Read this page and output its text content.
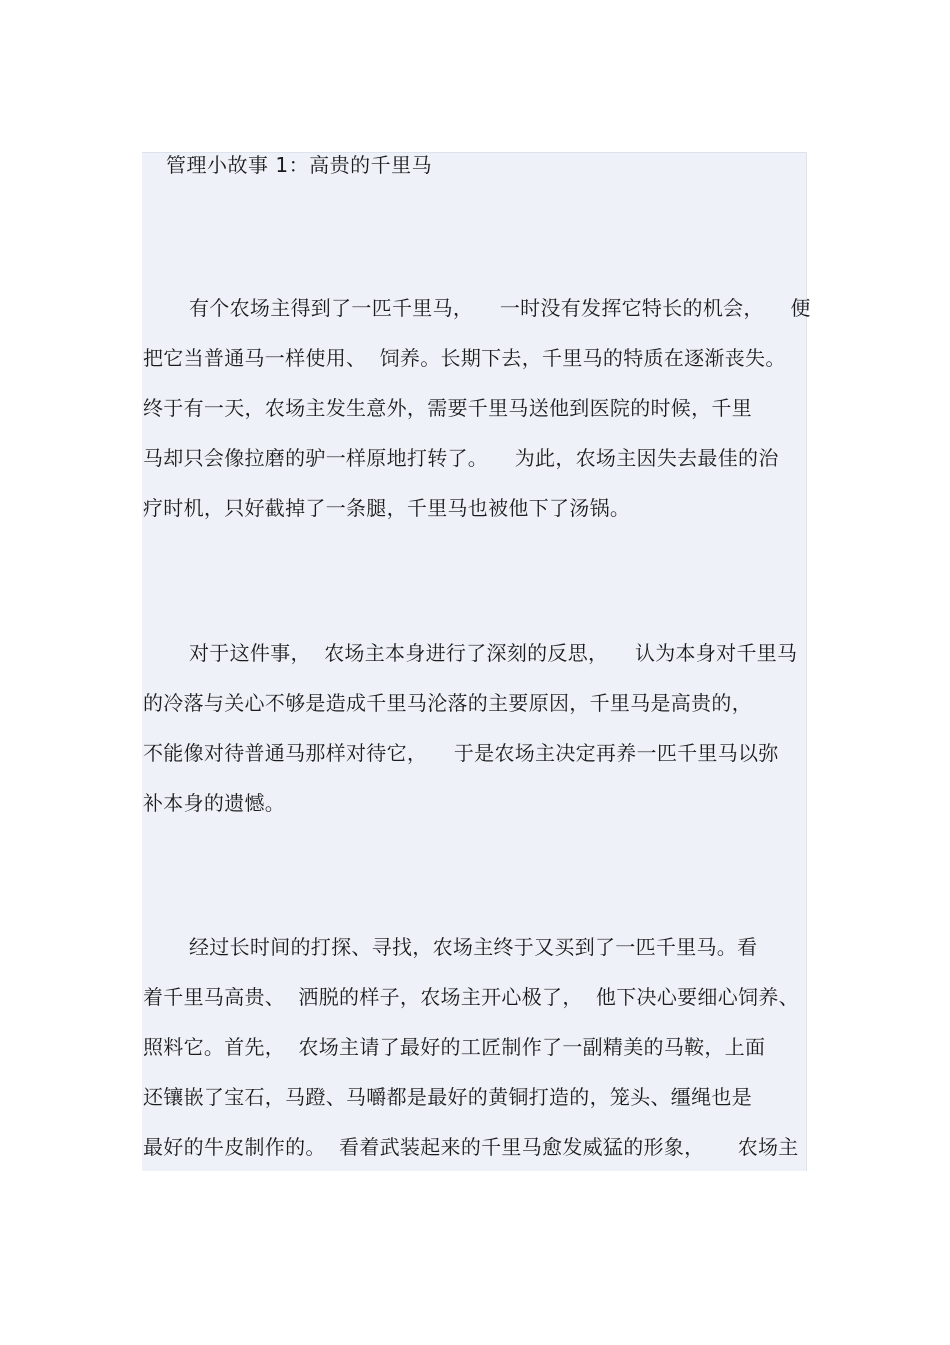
管理小故事 1：高贵的千里马
有个农场主得到了一匹千里马，    一时没有发挥它特长的机会，    便
把它当普通马一样使用、  饲养。长期下去，千里马的特质在逐渐丧失。
终于有一天，农场主发生意外，需要千里马送他到医院的时候，千里
马却只会像拉磨的驴一样原地打转了。    为此，农场主因失去最佳的治
疗时机，只好截掉了一条腿，千里马也被他下了汤锅。
对于这件事，  农场主本身进行了深刻的反思，    认为本身对千里马
的冷落与关心不够是造成千里马沦落的主要原因，千里马是高贵的，
不能像对待普通马那样对待它，    于是农场主决定再养一匹千里马以弥
补本身的遗憾。
经过长时间的打探、寻找，农场主终于又买到了一匹千里马。看
着千里马高贵、  洒脱的样子，农场主开心极了，  他下决心要细心饲养、
照料它。首先，  农场主请了最好的工匠制作了一副精美的马鞍，上面
还镶嵌了宝石，马蹬、马嚼都是最好的黄铜打造的，笼头、缰绳也是
最好的牛皮制作的。  看着武装起来的千里马愈发威猛的形象，     农场主
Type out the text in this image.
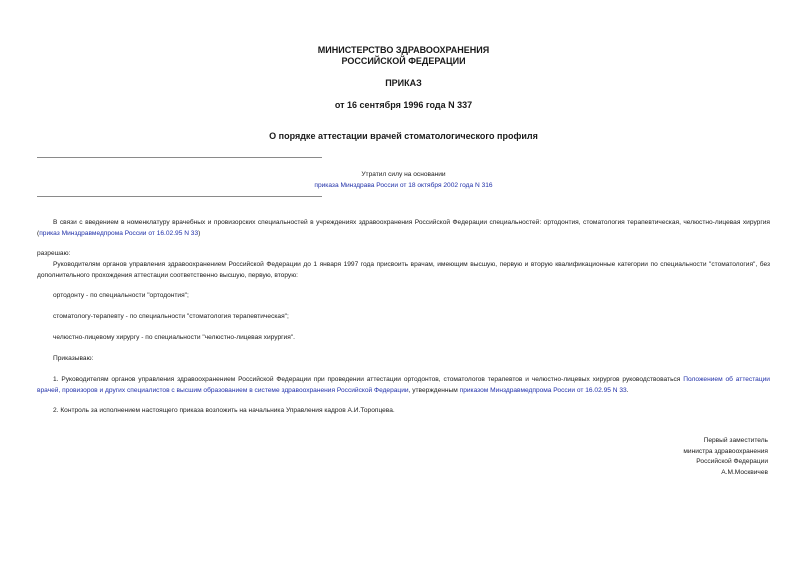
МИНИСТЕРСТВО ЗДРАВООХРАНЕНИЯ
РОССИЙСКОЙ ФЕДЕРАЦИИ
ПРИКАЗ
от 16 сентября 1996 года N 337
О порядке аттестации врачей стоматологического профиля
Утратил силу на основании
приказа Минздрава России от 18 октября 2002 года N 316
В связи с введением в номенклатуру врачебных и провизорских специальностей в учреждениях здравоохранения Российской Федерации специальностей: ортодонтия, стоматология терапевтическая, челюстно-лицевая хирургия (приказ Минздравмедпрома России от 16.02.95 N 33)
разрешаю:
Руководителям органов управления здравоохранением Российской Федерации до 1 января 1997 года присвоить врачам, имеющим высшую, первую и вторую квалификационные категории по специальности "стоматология", без дополнительного прохождения аттестации соответственно высшую, первую, вторую:
ортодонту - по специальности "ортодонтия";
стоматологу-терапевту - по специальности "стоматология терапевтическая";
челюстно-лицевому хирургу - по специальности "челюстно-лицевая хирургия".
Приказываю:
1. Руководителям органов управления здравоохранением Российской Федерации при проведении аттестации ортодонтов, стоматологов терапевтов и челюстно-лицевых хирургов руководствоваться Положением об аттестации врачей, провизоров и других специалистов с высшим образованием в системе здравоохранения Российской Федерации, утвержденным приказом Минздравмедпрома России от 16.02.95 N 33.
2. Контроль за исполнением настоящего приказа возложить на начальника Управления кадров А.И.Торопцева.
Первый заместитель
министра здравоохранения
Российской Федерации
А.М.Москвичев
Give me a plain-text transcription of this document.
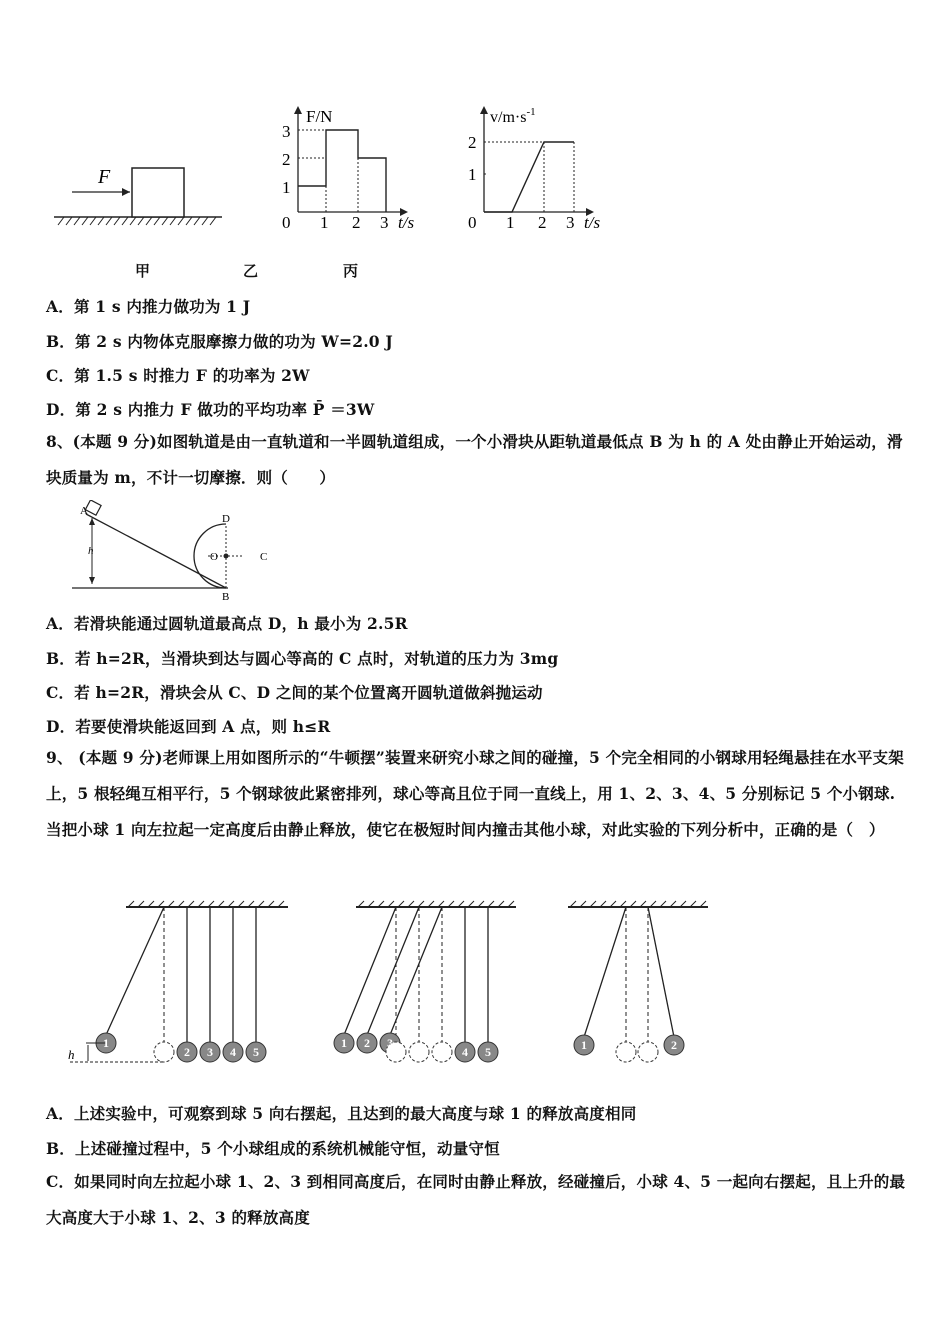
F
F/N
3
2
1
0 1 2 3 t/s
$v/m\cdot s^{-1}$
2
1
0 1 2 3 t/s
甲	乙	丙
A．第 1 s 内推力做功为 1 J
B．第 2 s 内物体克服摩擦力做的功为 W=2.0 J
C．第 1.5 s 时推力 F 的功率为 2W
D．第 2 s 内推力 F 做功的平均功率 P̄ ＝3W
8、(本题 9 分)如图轨道是由一直轨道和一半圆轨道组成，一个小滑块从距轨道最低点 B 为 h 的 A 处由静止开始运动，滑块质量为 m，不计一切摩擦．则（　　）
A
h
D
O	C
B
A．若滑块能通过圆轨道最高点 D，h 最小为 2.5R
B．若 h=2R，当滑块到达与圆心等高的 C 点时，对轨道的压力为 3mg
C．若 h=2R，滑块会从 C、D 之间的某个位置离开圆轨道做斜抛运动
D．若要使滑块能返回到 A 点，则 h≤R
9、 (本题 9 分)老师课上用如图所示的“牛顿摆”装置来研究小球之间的碰撞，5 个完全相同的小钢球用轻绳悬挂在水平支架上，5 根轻绳互相平行，5 个钢球彼此紧密排列，球心等高且位于同一直线上，用 1、2、3、4、5 分别标记 5 个小钢球. 当把小球 1 向左拉起一定高度后由静止释放，使它在极短时间内撞击其他小球，对此实验的下列分析中，正确的是（　）
h
1
2 3 4 5
1 2 3
4 5	1	2
A．上述实验中，可观察到球 5 向右摆起，且达到的最大高度与球 1 的释放高度相同
B．上述碰撞过程中，5 个小球组成的系统机械能守恒，动量守恒
C．如果同时向左拉起小球 1、2、3 到相同高度后，在同时由静止释放，经碰撞后，小球 4、5 一起向右摆起，且上升的最大高度大于小球 1、2、3 的释放高度
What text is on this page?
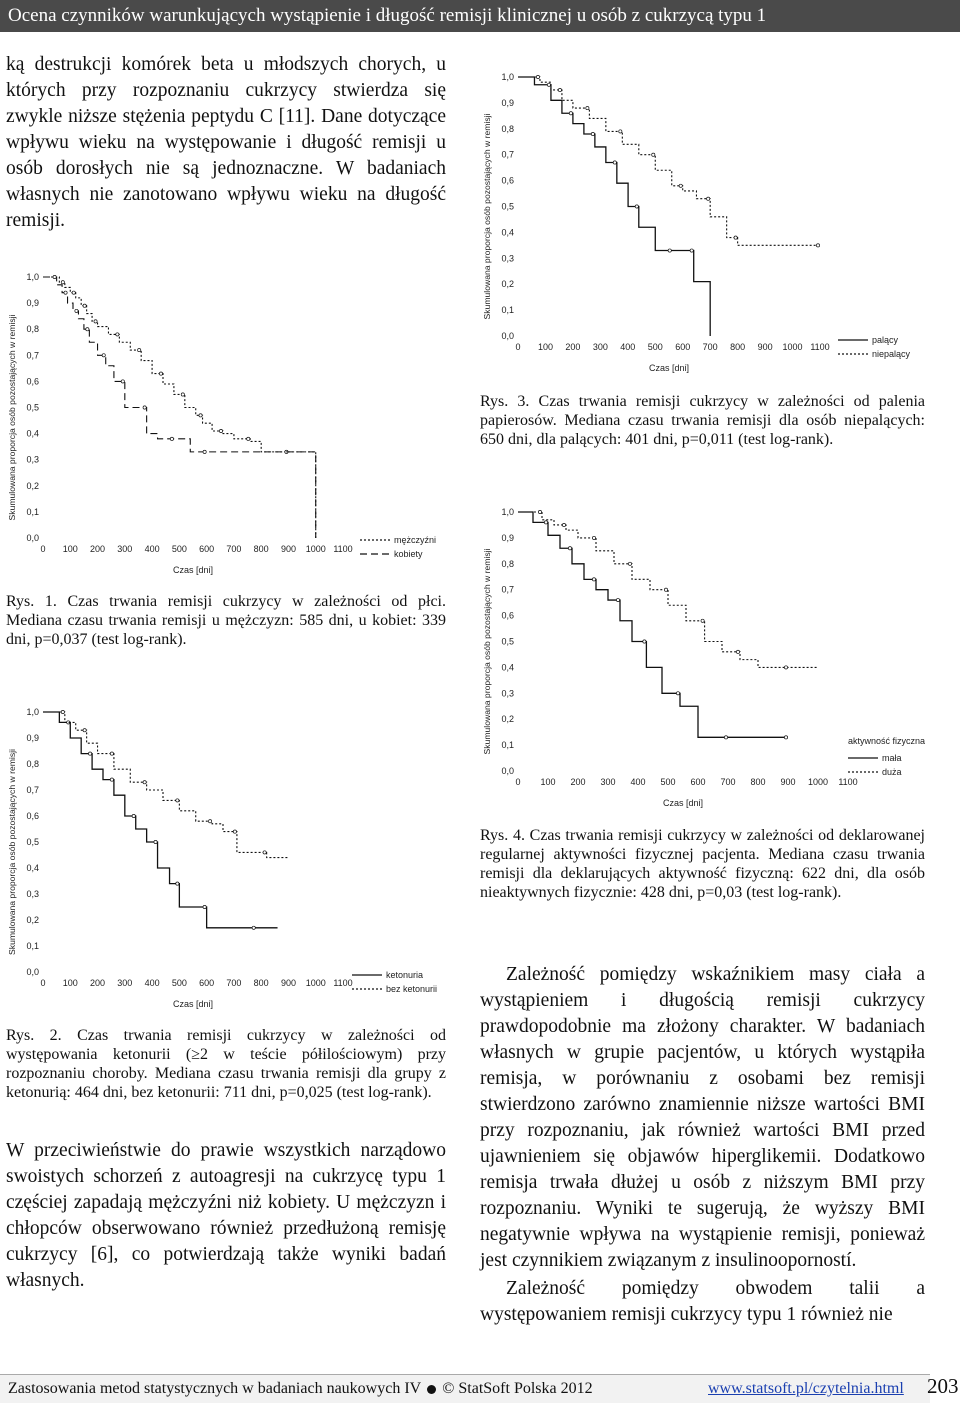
Ocena czynników warunkujących wystąpienie i długość remisji klinicznej u osób z cukrzycą typu 1

ką destrukcji komórek beta u młodszych chorych, u których przy rozpoznaniu cukrzycy stwierdza się zwykle niższe stężenia peptydu C [11]. Dane dotyczące wpływu wieku na występowanie i długość remisji u osób dorosłych nie są jednoznaczne. W badaniach własnych nie zanotowano wpływu wieku na długość remisji.

Rys. 1. Czas trwania remisji cukrzycy w zależności od płci. Mediana czasu trwania remisji u mężczyzn: 585 dni, u kobiet: 339 dni, p=0,037 (test log-rank).

Rys. 2. Czas trwania remisji cukrzycy w zależności od występowania ketonurii (≥2 w teście półilościowym) przy rozpoznaniu choroby. Mediana czasu trwania remisji dla grupy z ketonurią: 464 dni, bez ketonurii: 711 dni, p=0,025 (test log-rank).

W przeciwieństwie do prawie wszystkich narządowo swoistych schorzeń z autoagresji na cukrzycę typu 1 częściej zapadają mężczyźni niż kobiety. U mężczyzn i chłopców obserwowano również przedłużoną remisję cukrzycy [6], co potwierdzają także wyniki badań własnych.

Rys. 3. Czas trwania remisji cukrzycy w zależności od palenia papierosów. Mediana czasu trwania remisji dla osób niepalących: 650 dni, dla palących: 401 dni, p=0,011 (test log-rank).

Rys. 4. Czas trwania remisji cukrzycy w zależności od deklarowanej regularnej aktywności fizycznej pacjenta. Mediana czasu trwania remisji dla deklarujących aktywność fizyczną: 622 dni, dla osób nieaktywnych fizycznie: 428 dni, p=0,03 (test log-rank).

Zależność pomiędzy wskaźnikiem masy ciała a wystąpieniem i długością remisji cukrzycy prawdopodobnie ma złożony charakter. W badaniach własnych w grupie pacjentów, u których wystąpiła remisja, w porównaniu z osobami bez remisji stwierdzono zarówno znamiennie niższe wartości BMI przy rozpoznaniu, jak również wartości BMI przed ujawnieniem się objawów hiperglikemii. Dodatkowo remisja trwała dłużej u osób z niższym BMI przy rozpoznaniu. Wyniki te sugerują, że wyższy BMI negatywnie wpływa na wystąpienie remisji, ponieważ jest czynnikiem związanym z insulinooporností.

Zależność pomiędzy obwodem talii a występowaniem remisji cukrzycy typu 1 również nie

0,0
0,1
0,2
0,3
0,4
0,5
0,6
0,7
0,8
0,9
1,0
0 100 200 300 400 500 600 700 800 900 1000 1100
Czas [dni]
Skumulowana proporcja osób pozostających w remisji
mężczyźni
kobiety
0,0
0,1
0,2
0,3
0,4
0,5
0,6
0,7
0,8
0,9
1,0
0 100 200 300 400 500 600 700 800 900 1000 1100
Czas [dni]
Skumulowana proporcja osób pozostających w remisji
ketonuria
bez ketonurii
0,0
0,1
0,2
0,3
0,4
0,5
0,6
0,7
0,8
0,9
1,0
0 100 200 300 400 500 600 700 800 900 1000 1100
Czas [dni]
Skumulowana proporcja osób pozostających w remisji
palący
niepalący
0,0
0,1
0,2
0,3
0,4
0,5
0,6
0,7
0,8
0,9
1,0
0 100 200 300 400 500 600 700 800 900 1000 1100
Czas [dni]
Skumulowana proporcja osób pozostających w remisji	aktywność fizyczna
mała
duża
Zastosowania metod statystycznych w badaniach naukowych IV © StatSoft Polska 2012	www.statsoft.pl/czytelnia.html 203
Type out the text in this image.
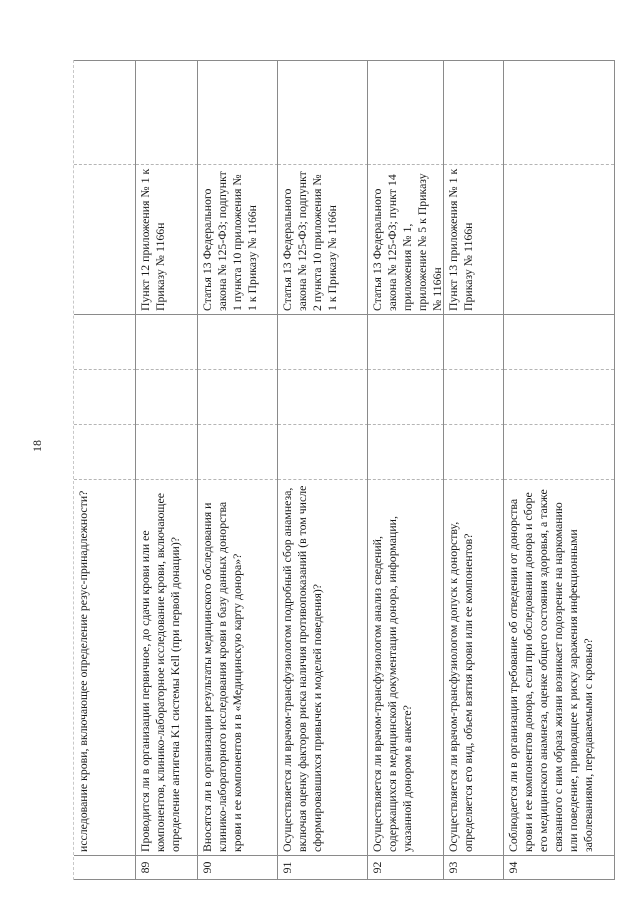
18
исследование крови, включающее определение резус-принадлежности?
89
Проводится ли в организации первичное, до сдачи крови или ее компонентов, клинико-лабораторное исследование крови, включающее определение антигена K1 системы Kell (при первой донации)?
Пункт 12 приложения № 1 к Приказу № 1166н
90
Вносятся ли в организации результаты медицинского обследования и клинико-лабораторного исследования крови в базу данных донорства крови и ее компонентов и в «Медицинскую карту донора»?
Статья 13 Федерального закона № 125-ФЗ; подпункт 1 пункта 10 приложения № 1 к Приказу № 1166н
91
Осуществляется ли врачом-трансфузиологом подробный сбор анамнеза, включая оценку факторов риска наличия противопоказаний (в том числе сформировавшихся привычек и моделей поведения)?
Статья 13 Федерального закона № 125-ФЗ; подпункт 2 пункта 10 приложения № 1 к Приказу № 1166н
92
Осуществляется ли врачом-трансфузиологом анализ сведений, содержащихся в медицинской документации донора, информации, указанной донором в анкете?
Статья 13 Федерального закона № 125-ФЗ; пункт 14 приложения № 1, приложение № 5 к Приказу № 1166н
93
Осуществляется ли врачом-трансфузиологом допуск к донорству, определяется его вид, объем взятия крови или ее компонентов?
Пункт 13 приложения № 1 к Приказу № 1166н
94
Соблюдается ли в организации требование об отведении от донорства крови и ее компонентов донора, если при обследовании донора и сборе его медицинского анамнеза, оценке общего состояния здоровья, а также связанного с ним образа жизни возникает подозрение на наркоманию или поведение, приводящее к риску заражения инфекционными заболеваниями, передаваемыми с кровью?
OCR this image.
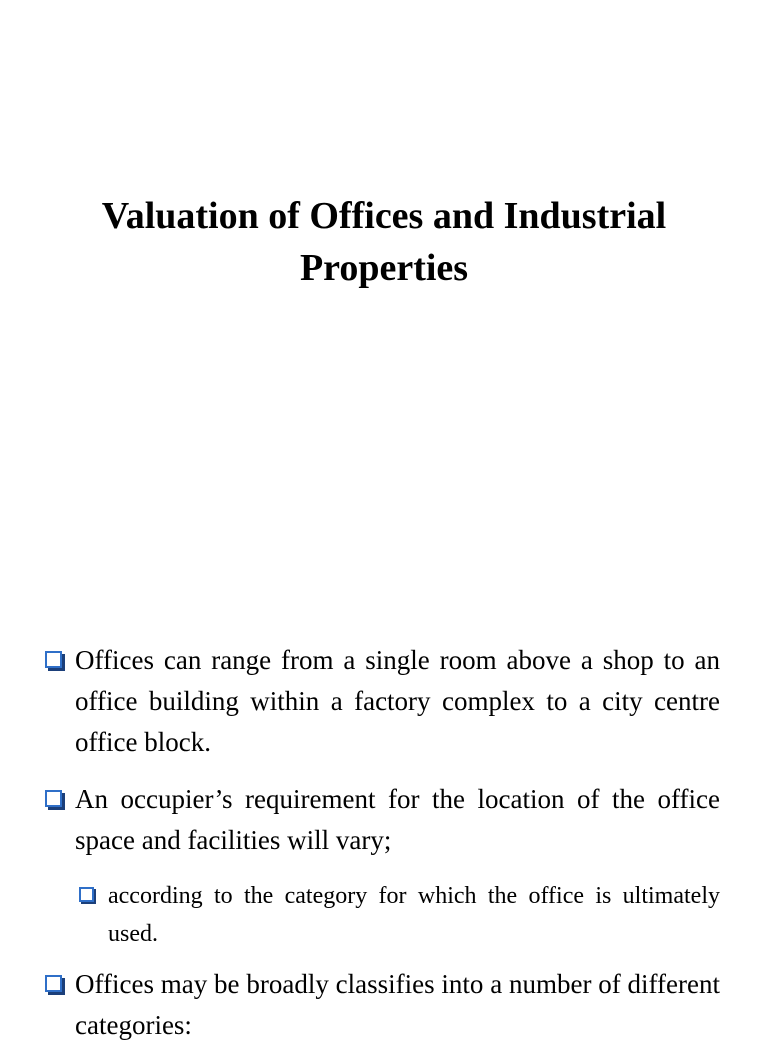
Valuation of Offices and Industrial
Properties
Offices can range from a single room above a shop to an office building within a factory complex to a city centre office block.
An occupier’s requirement for the location of the office space and facilities will vary;
according to the category for which the office is ultimately used.
Offices may be broadly classifies into a number of different categories:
···
- Requirement
Using the listing above, pick out each line that contains the word "typu", then copy it.

- Answer to the problem
Ocena czynników warunkujących wystąpienie i długość remisji klinicznej u osób z cukrzycą typu 1
W przeciwieństwie do prawie wszystkich narządowo swoistych schorzeń z autoagresji na cukrzycę typu 1 częściej zapadają mężczyźni niż kobiety. U mężczyzn i chłopców obserwowano również przedłużoną remisję cukrzycy [6], co potwierdzają także wyniki badań własnych.
Zależność pomiędzy obwodem talii a występowaniem remisji cukrzycy typu 1 również nie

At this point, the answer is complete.